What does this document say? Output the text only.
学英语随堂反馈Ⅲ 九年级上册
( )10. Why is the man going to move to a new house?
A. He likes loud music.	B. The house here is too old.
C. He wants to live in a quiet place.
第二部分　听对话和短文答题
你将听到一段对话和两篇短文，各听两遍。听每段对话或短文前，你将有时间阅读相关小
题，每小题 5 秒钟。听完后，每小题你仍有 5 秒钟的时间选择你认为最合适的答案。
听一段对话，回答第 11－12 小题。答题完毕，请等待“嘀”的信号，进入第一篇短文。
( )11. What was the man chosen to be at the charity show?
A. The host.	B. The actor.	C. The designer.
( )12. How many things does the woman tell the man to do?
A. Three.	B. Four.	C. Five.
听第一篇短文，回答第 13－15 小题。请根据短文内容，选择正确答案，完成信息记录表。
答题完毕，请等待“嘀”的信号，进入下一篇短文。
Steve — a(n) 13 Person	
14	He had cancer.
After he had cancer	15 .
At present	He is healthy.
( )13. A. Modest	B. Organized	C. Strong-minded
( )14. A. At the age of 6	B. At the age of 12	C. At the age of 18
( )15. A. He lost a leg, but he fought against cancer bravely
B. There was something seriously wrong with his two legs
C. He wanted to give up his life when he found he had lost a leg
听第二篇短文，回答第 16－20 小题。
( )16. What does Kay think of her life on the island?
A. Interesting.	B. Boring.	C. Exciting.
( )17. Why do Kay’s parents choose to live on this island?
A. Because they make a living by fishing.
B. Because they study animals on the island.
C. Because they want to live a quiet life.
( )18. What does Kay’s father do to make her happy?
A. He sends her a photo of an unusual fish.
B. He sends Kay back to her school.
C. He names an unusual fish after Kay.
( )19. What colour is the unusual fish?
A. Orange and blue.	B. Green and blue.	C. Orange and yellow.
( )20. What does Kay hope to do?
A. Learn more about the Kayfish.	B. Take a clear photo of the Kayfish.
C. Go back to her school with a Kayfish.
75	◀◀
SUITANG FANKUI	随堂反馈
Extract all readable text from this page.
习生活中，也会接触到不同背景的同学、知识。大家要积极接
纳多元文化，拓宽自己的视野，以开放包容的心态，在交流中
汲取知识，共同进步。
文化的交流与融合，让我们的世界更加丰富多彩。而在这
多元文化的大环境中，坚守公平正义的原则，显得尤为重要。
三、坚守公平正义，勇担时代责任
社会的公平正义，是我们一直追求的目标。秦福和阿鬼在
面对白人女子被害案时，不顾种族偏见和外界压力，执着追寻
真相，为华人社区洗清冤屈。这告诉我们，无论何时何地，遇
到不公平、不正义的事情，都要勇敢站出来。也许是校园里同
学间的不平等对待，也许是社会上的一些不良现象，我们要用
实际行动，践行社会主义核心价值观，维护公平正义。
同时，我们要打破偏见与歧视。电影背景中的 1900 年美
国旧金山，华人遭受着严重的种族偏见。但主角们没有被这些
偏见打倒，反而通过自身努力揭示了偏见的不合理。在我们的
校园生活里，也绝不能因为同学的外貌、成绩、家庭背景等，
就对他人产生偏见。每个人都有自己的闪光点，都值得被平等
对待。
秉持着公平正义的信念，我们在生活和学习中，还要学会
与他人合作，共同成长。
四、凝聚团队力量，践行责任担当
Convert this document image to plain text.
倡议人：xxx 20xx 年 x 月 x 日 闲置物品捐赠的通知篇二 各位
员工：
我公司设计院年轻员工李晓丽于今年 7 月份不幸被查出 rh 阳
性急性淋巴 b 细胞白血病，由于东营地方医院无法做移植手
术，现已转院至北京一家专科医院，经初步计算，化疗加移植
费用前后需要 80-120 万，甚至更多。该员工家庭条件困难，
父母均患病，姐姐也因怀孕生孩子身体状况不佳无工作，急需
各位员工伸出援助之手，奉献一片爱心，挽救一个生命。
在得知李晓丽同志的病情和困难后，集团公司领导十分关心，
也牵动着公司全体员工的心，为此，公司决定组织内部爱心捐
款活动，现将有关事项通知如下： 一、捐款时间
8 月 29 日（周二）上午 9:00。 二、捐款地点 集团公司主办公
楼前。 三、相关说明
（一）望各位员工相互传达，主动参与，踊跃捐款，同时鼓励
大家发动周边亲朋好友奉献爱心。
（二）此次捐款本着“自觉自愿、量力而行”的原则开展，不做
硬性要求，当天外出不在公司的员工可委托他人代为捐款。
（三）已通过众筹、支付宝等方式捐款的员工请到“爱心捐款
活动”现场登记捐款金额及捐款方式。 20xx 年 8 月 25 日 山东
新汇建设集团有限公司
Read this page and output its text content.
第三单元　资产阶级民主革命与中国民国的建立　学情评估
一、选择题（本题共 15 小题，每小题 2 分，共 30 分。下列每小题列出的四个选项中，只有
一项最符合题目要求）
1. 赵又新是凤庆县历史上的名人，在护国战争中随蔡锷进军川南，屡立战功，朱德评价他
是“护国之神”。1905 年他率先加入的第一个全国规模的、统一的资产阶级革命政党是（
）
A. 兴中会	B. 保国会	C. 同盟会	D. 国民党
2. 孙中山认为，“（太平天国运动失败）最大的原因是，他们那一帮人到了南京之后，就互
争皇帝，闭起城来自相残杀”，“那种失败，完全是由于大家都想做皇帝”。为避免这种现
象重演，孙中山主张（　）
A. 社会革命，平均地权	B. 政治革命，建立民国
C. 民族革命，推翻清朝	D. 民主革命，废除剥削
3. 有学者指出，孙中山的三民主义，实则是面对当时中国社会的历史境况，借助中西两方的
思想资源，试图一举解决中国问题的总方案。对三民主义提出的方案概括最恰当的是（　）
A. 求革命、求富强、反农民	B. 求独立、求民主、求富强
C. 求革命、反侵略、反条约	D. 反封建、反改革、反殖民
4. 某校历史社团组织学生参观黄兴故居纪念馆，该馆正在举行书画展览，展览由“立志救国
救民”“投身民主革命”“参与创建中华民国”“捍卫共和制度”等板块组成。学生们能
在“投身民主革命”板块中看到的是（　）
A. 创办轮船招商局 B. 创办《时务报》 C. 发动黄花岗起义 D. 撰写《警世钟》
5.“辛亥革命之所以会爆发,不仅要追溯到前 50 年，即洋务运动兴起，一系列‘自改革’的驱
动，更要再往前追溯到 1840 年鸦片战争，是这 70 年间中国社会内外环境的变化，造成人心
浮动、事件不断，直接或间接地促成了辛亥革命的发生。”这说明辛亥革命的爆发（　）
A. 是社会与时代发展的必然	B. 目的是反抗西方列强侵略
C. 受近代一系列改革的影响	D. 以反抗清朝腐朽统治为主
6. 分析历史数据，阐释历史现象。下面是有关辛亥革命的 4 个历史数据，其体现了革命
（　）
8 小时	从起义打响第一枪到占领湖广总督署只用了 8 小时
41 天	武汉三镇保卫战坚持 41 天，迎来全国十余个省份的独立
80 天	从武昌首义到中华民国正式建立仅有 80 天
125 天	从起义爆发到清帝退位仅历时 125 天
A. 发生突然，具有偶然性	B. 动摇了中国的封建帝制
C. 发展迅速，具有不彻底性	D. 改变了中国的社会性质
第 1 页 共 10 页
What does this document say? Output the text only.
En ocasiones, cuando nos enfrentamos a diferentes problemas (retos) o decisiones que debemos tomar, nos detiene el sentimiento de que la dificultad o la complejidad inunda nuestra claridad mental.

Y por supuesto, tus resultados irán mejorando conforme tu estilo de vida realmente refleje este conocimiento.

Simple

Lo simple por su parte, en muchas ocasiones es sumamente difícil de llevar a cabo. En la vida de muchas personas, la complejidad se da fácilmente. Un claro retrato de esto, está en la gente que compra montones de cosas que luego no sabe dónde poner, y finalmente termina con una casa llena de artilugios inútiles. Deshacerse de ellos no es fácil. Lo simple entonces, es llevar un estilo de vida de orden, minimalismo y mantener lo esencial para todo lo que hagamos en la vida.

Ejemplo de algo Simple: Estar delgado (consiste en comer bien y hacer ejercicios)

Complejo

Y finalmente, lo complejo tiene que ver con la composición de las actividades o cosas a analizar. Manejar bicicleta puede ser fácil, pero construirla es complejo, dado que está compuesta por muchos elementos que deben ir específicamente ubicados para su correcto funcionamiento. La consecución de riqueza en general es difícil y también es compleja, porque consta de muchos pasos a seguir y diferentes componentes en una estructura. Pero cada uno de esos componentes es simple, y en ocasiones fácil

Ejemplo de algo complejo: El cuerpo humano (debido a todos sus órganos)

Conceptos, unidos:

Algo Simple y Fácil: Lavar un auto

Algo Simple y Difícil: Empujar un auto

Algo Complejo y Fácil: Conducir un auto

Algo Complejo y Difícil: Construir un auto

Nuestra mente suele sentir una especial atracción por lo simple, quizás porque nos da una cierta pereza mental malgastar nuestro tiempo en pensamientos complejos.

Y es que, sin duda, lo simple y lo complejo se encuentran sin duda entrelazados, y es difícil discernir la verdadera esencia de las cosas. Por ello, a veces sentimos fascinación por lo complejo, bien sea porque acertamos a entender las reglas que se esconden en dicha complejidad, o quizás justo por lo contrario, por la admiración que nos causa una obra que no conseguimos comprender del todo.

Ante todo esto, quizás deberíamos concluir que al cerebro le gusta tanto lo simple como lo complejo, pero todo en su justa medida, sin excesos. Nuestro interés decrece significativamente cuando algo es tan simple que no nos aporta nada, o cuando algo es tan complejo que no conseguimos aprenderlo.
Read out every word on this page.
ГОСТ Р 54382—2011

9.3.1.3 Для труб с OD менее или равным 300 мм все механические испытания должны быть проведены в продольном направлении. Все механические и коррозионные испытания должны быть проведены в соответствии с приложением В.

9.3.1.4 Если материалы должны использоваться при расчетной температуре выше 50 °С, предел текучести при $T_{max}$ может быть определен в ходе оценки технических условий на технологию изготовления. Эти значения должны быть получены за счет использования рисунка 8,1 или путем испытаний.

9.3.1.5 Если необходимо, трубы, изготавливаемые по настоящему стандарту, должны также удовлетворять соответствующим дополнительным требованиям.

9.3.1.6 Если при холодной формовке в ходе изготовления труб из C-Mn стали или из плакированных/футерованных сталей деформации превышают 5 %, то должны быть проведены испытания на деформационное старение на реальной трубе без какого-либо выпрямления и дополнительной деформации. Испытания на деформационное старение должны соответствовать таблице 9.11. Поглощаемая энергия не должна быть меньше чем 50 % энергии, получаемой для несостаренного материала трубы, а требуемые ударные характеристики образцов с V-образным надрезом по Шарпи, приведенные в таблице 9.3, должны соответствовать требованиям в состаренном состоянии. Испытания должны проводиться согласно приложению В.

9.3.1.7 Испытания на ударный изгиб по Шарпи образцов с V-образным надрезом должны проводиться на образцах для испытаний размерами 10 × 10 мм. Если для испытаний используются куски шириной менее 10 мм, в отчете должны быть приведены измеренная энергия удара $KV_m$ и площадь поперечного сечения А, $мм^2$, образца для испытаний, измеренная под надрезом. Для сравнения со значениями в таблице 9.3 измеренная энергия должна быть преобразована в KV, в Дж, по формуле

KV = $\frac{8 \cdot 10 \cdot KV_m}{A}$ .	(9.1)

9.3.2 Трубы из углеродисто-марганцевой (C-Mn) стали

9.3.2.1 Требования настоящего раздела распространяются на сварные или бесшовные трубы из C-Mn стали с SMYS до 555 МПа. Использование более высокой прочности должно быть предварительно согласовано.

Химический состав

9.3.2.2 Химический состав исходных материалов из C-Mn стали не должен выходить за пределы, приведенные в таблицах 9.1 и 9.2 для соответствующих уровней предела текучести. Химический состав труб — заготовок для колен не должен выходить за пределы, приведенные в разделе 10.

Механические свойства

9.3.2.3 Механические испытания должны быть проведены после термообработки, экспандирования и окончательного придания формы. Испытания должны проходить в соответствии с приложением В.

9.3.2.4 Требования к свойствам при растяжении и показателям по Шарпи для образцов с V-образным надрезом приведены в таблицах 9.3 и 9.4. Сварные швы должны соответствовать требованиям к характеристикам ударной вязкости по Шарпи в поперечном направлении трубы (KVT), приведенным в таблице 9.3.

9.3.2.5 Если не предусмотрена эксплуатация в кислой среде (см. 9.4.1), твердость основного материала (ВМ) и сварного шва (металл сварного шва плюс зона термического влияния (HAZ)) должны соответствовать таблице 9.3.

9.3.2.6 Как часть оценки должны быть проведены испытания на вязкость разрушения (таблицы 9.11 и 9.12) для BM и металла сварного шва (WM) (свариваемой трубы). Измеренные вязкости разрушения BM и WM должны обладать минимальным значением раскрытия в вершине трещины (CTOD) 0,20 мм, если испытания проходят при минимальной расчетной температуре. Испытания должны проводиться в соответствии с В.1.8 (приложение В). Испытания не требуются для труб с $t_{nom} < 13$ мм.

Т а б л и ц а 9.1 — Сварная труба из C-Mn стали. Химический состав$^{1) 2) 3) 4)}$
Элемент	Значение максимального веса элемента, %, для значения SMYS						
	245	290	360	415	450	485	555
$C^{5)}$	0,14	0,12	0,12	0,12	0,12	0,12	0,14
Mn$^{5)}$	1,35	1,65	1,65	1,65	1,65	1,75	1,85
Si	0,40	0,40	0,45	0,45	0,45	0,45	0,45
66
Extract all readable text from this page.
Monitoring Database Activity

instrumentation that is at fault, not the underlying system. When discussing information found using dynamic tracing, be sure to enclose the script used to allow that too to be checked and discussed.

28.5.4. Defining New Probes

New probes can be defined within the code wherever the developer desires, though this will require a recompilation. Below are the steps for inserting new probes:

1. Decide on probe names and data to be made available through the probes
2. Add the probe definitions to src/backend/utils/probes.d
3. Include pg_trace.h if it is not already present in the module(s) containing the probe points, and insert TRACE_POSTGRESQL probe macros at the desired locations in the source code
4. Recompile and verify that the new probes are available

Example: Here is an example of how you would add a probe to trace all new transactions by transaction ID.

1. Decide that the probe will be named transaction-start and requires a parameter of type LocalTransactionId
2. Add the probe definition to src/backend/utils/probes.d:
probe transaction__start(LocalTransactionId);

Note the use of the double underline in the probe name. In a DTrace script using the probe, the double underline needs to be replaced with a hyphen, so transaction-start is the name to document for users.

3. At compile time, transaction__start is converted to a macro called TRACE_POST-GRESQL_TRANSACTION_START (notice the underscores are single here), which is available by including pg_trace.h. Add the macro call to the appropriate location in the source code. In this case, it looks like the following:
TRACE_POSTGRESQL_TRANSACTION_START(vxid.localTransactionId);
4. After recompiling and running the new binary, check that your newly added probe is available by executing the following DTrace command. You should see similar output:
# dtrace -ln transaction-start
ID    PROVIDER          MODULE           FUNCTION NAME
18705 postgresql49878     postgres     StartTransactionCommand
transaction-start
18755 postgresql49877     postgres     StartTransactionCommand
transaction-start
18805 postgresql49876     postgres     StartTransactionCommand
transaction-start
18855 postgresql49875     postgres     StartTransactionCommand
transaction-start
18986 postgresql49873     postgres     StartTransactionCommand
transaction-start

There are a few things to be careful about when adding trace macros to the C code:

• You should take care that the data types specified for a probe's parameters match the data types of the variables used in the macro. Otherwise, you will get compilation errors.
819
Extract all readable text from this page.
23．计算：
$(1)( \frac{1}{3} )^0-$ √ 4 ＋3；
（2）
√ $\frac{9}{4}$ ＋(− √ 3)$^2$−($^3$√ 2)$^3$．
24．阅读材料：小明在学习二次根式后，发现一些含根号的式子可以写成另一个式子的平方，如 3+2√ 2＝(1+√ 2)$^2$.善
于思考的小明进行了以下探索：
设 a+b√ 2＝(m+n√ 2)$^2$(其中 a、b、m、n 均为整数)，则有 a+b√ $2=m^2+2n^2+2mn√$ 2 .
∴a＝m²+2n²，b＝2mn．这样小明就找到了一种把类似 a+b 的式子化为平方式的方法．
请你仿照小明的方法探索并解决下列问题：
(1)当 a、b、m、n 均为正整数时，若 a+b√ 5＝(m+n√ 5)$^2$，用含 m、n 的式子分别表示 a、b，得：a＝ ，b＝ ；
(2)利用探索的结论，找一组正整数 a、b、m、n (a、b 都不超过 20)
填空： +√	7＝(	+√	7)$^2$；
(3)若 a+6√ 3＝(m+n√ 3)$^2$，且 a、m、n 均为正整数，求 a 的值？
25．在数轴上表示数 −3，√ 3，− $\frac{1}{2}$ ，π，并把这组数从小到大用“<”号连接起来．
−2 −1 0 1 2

____________

Instructions for the task: Lines that hold "cuando" are the ones to copy; find all of them.

Correct result:
En ocasiones, cuando nos enfrentamos a diferentes problemas (retos) o decisiones que debemos tomar, nos detiene el sentimiento de que la dificultad o la complejidad inunda nuestra claridad mental.
Ante todo esto, quizás deberíamos concluir que al cerebro le gusta tanto lo simple como lo complejo, pero todo en su justa medida, sin excesos. Nuestro interés decrece significativamente cuando algo es tan simple que no nos aporta nada, o cuando algo es tan complejo que no conseguimos aprenderlo.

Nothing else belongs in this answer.